> **Work instructions**
Your task is to output the listing word for word, with pictures excluded.

:: Input

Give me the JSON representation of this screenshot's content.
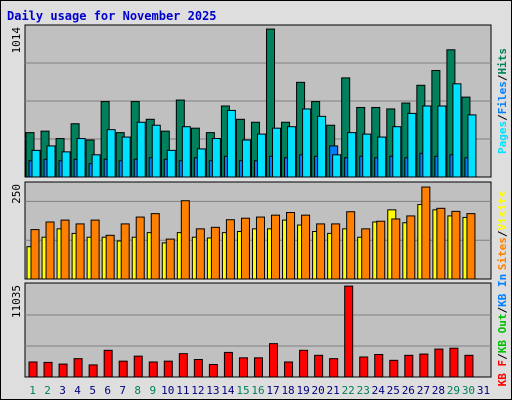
{
  "title": "Daily usage for November 2025",
  "colors": {
    "hits": "#00805c",
    "files": "#0080ff",
    "pages": "#00e0ff",
    "visits": "#ffff00",
    "sites": "#ff8000",
    "kb_in": "#0080ff",
    "kb_out": "#00c000",
    "kb_f": "#ff0000",
    "panel_bg": "#c0c0c0",
    "grid": "#808080",
    "weekend": "#00805c",
    "weekday": "#000080"
  },
  "chart_data": [
    {
      "type": "bar",
      "name": "hits-files-pages",
      "max_label": "1014",
      "ylim": [
        0,
        1014
      ],
      "legend": [
        "Pages",
        "Files",
        "Hits"
      ],
      "categories": [
        1,
        2,
        3,
        4,
        5,
        6,
        7,
        8,
        9,
        10,
        11,
        12,
        13,
        14,
        15,
        16,
        17,
        18,
        19,
        20,
        21,
        22,
        23,
        24,
        25,
        26,
        27,
        28,
        29,
        30,
        31
      ],
      "series": [
        {
          "name": "Hits",
          "values": [
            300,
            310,
            260,
            360,
            250,
            510,
            300,
            510,
            390,
            310,
            520,
            330,
            300,
            480,
            390,
            370,
            1000,
            370,
            640,
            510,
            350,
            670,
            470,
            470,
            460,
            500,
            620,
            720,
            860,
            540,
            0
          ]
        },
        {
          "name": "Files",
          "values": [
            110,
            120,
            110,
            120,
            90,
            120,
            110,
            120,
            130,
            120,
            110,
            130,
            110,
            140,
            110,
            110,
            140,
            130,
            150,
            140,
            210,
            130,
            140,
            130,
            140,
            130,
            160,
            140,
            150,
            130,
            0
          ]
        },
        {
          "name": "Pages",
          "values": [
            180,
            210,
            170,
            260,
            150,
            320,
            270,
            370,
            350,
            180,
            340,
            190,
            260,
            450,
            250,
            290,
            330,
            340,
            460,
            410,
            150,
            300,
            290,
            270,
            340,
            430,
            480,
            480,
            630,
            420,
            0
          ]
        }
      ]
    },
    {
      "type": "bar",
      "name": "visits-sites",
      "max_label": "250",
      "ylim": [
        0,
        250
      ],
      "legend": [
        "Sites",
        "Visits"
      ],
      "categories": [
        1,
        2,
        3,
        4,
        5,
        6,
        7,
        8,
        9,
        10,
        11,
        12,
        13,
        14,
        15,
        16,
        17,
        18,
        19,
        20,
        21,
        22,
        23,
        24,
        25,
        26,
        27,
        28,
        29,
        30,
        31
      ],
      "series": [
        {
          "name": "Visits",
          "values": [
            85,
            110,
            132,
            120,
            110,
            110,
            100,
            110,
            122,
            95,
            122,
            110,
            108,
            122,
            125,
            132,
            132,
            155,
            142,
            125,
            120,
            132,
            110,
            150,
            182,
            148,
            196,
            182,
            166,
            162,
            0
          ]
        },
        {
          "name": "Sites",
          "values": [
            130,
            150,
            155,
            145,
            155,
            115,
            145,
            163,
            172,
            105,
            206,
            132,
            136,
            156,
            160,
            163,
            168,
            175,
            168,
            145,
            145,
            177,
            132,
            152,
            158,
            166,
            242,
            186,
            178,
            172,
            0
          ]
        }
      ]
    },
    {
      "type": "bar",
      "name": "kbytes",
      "max_label": "11035",
      "ylim": [
        0,
        11035
      ],
      "legend": [
        "KB F",
        "KB Out",
        "KB In"
      ],
      "categories": [
        1,
        2,
        3,
        4,
        5,
        6,
        7,
        8,
        9,
        10,
        11,
        12,
        13,
        14,
        15,
        16,
        17,
        18,
        19,
        20,
        21,
        22,
        23,
        24,
        25,
        26,
        27,
        28,
        29,
        30,
        31
      ],
      "series": [
        {
          "name": "KB F",
          "values": [
            1800,
            1750,
            1550,
            2200,
            1450,
            3200,
            1900,
            2500,
            1800,
            1900,
            2800,
            2100,
            1500,
            2950,
            2300,
            2300,
            4000,
            1800,
            3200,
            2600,
            2200,
            10900,
            2400,
            2700,
            2000,
            2600,
            2750,
            3350,
            3450,
            2600,
            0
          ]
        }
      ]
    }
  ],
  "days": [
    {
      "label": "1",
      "weekend": true
    },
    {
      "label": "2",
      "weekend": true
    },
    {
      "label": "3",
      "weekend": false
    },
    {
      "label": "4",
      "weekend": false
    },
    {
      "label": "5",
      "weekend": false
    },
    {
      "label": "6",
      "weekend": false
    },
    {
      "label": "7",
      "weekend": false
    },
    {
      "label": "8",
      "weekend": true
    },
    {
      "label": "9",
      "weekend": true
    },
    {
      "label": "10",
      "weekend": false
    },
    {
      "label": "11",
      "weekend": false
    },
    {
      "label": "12",
      "weekend": false
    },
    {
      "label": "13",
      "weekend": false
    },
    {
      "label": "14",
      "weekend": false
    },
    {
      "label": "15",
      "weekend": true
    },
    {
      "label": "16",
      "weekend": true
    },
    {
      "label": "17",
      "weekend": false
    },
    {
      "label": "18",
      "weekend": false
    },
    {
      "label": "19",
      "weekend": false
    },
    {
      "label": "20",
      "weekend": false
    },
    {
      "label": "21",
      "weekend": false
    },
    {
      "label": "22",
      "weekend": true
    },
    {
      "label": "23",
      "weekend": true
    },
    {
      "label": "24",
      "weekend": false
    },
    {
      "label": "25",
      "weekend": false
    },
    {
      "label": "26",
      "weekend": false
    },
    {
      "label": "27",
      "weekend": false
    },
    {
      "label": "28",
      "weekend": false
    },
    {
      "label": "29",
      "weekend": true
    },
    {
      "label": "30",
      "weekend": true
    },
    {
      "label": "31",
      "weekend": false
    }
  ]
}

::::

> **Correct output**
Give me the JSON representation of this screenshot's content.
{
  "title": "Daily usage for November 2025",
  "colors": {
    "hits": "#00805c",
    "files": "#0080ff",
    "pages": "#00e0ff",
    "visits": "#ffff00",
    "sites": "#ff8000",
    "kb_in": "#0080ff",
    "kb_out": "#00c000",
    "kb_f": "#ff0000",
    "panel_bg": "#c0c0c0",
    "grid": "#808080",
    "weekend": "#00805c",
    "weekday": "#000080"
  },
  "chart_data": [
    {
      "type": "bar",
      "name": "hits-files-pages",
      "max_label": "1014",
      "ylim": [
        0,
        1014
      ],
      "legend": [
        "Pages",
        "Files",
        "Hits"
      ],
      "categories": [
        1,
        2,
        3,
        4,
        5,
        6,
        7,
        8,
        9,
        10,
        11,
        12,
        13,
        14,
        15,
        16,
        17,
        18,
        19,
        20,
        21,
        22,
        23,
        24,
        25,
        26,
        27,
        28,
        29,
        30,
        31
      ],
      "series": [
        {
          "name": "Hits",
          "values": [
            300,
            310,
            260,
            360,
            250,
            510,
            300,
            510,
            390,
            310,
            520,
            330,
            300,
            480,
            390,
            370,
            1000,
            370,
            640,
            510,
            350,
            670,
            470,
            470,
            460,
            500,
            620,
            720,
            860,
            540,
            0
          ]
        },
        {
          "name": "Files",
          "values": [
            110,
            120,
            110,
            120,
            90,
            120,
            110,
            120,
            130,
            120,
            110,
            130,
            110,
            140,
            110,
            110,
            140,
            130,
            150,
            140,
            210,
            130,
            140,
            130,
            140,
            130,
            160,
            140,
            150,
            130,
            0
          ]
        },
        {
          "name": "Pages",
          "values": [
            180,
            210,
            170,
            260,
            150,
            320,
            270,
            370,
            350,
            180,
            340,
            190,
            260,
            450,
            250,
            290,
            330,
            340,
            460,
            410,
            150,
            300,
            290,
            270,
            340,
            430,
            480,
            480,
            630,
            420,
            0
          ]
        }
      ]
    },
    {
      "type": "bar",
      "name": "visits-sites",
      "max_label": "250",
      "ylim": [
        0,
        250
      ],
      "legend": [
        "Sites",
        "Visits"
      ],
      "categories": [
        1,
        2,
        3,
        4,
        5,
        6,
        7,
        8,
        9,
        10,
        11,
        12,
        13,
        14,
        15,
        16,
        17,
        18,
        19,
        20,
        21,
        22,
        23,
        24,
        25,
        26,
        27,
        28,
        29,
        30,
        31
      ],
      "series": [
        {
          "name": "Visits",
          "values": [
            85,
            110,
            132,
            120,
            110,
            110,
            100,
            110,
            122,
            95,
            122,
            110,
            108,
            122,
            125,
            132,
            132,
            155,
            142,
            125,
            120,
            132,
            110,
            150,
            182,
            148,
            196,
            182,
            166,
            162,
            0
          ]
        },
        {
          "name": "Sites",
          "values": [
            130,
            150,
            155,
            145,
            155,
            115,
            145,
            163,
            172,
            105,
            206,
            132,
            136,
            156,
            160,
            163,
            168,
            175,
            168,
            145,
            145,
            177,
            132,
            152,
            158,
            166,
            242,
            186,
            178,
            172,
            0
          ]
        }
      ]
    },
    {
      "type": "bar",
      "name": "kbytes",
      "max_label": "11035",
      "ylim": [
        0,
        11035
      ],
      "legend": [
        "KB F",
        "KB Out",
        "KB In"
      ],
      "categories": [
        1,
        2,
        3,
        4,
        5,
        6,
        7,
        8,
        9,
        10,
        11,
        12,
        13,
        14,
        15,
        16,
        17,
        18,
        19,
        20,
        21,
        22,
        23,
        24,
        25,
        26,
        27,
        28,
        29,
        30,
        31
      ],
      "series": [
        {
          "name": "KB F",
          "values": [
            1800,
            1750,
            1550,
            2200,
            1450,
            3200,
            1900,
            2500,
            1800,
            1900,
            2800,
            2100,
            1500,
            2950,
            2300,
            2300,
            4000,
            1800,
            3200,
            2600,
            2200,
            10900,
            2400,
            2700,
            2000,
            2600,
            2750,
            3350,
            3450,
            2600,
            0
          ]
        }
      ]
    }
  ],
  "days": [
    {
      "label": "1",
      "weekend": true
    },
    {
      "label": "2",
      "weekend": true
    },
    {
      "label": "3",
      "weekend": false
    },
    {
      "label": "4",
      "weekend": false
    },
    {
      "label": "5",
      "weekend": false
    },
    {
      "label": "6",
      "weekend": false
    },
    {
      "label": "7",
      "weekend": false
    },
    {
      "label": "8",
      "weekend": true
    },
    {
      "label": "9",
      "weekend": true
    },
    {
      "label": "10",
      "weekend": false
    },
    {
      "label": "11",
      "weekend": false
    },
    {
      "label": "12",
      "weekend": false
    },
    {
      "label": "13",
      "weekend": false
    },
    {
      "label": "14",
      "weekend": false
    },
    {
      "label": "15",
      "weekend": true
    },
    {
      "label": "16",
      "weekend": true
    },
    {
      "label": "17",
      "weekend": false
    },
    {
      "label": "18",
      "weekend": false
    },
    {
      "label": "19",
      "weekend": false
    },
    {
      "label": "20",
      "weekend": false
    },
    {
      "label": "21",
      "weekend": false
    },
    {
      "label": "22",
      "weekend": true
    },
    {
      "label": "23",
      "weekend": true
    },
    {
      "label": "24",
      "weekend": false
    },
    {
      "label": "25",
      "weekend": false
    },
    {
      "label": "26",
      "weekend": false
    },
    {
      "label": "27",
      "weekend": false
    },
    {
      "label": "28",
      "weekend": false
    },
    {
      "label": "29",
      "weekend": true
    },
    {
      "label": "30",
      "weekend": true
    },
    {
      "label": "31",
      "weekend": false
    }
  ]
}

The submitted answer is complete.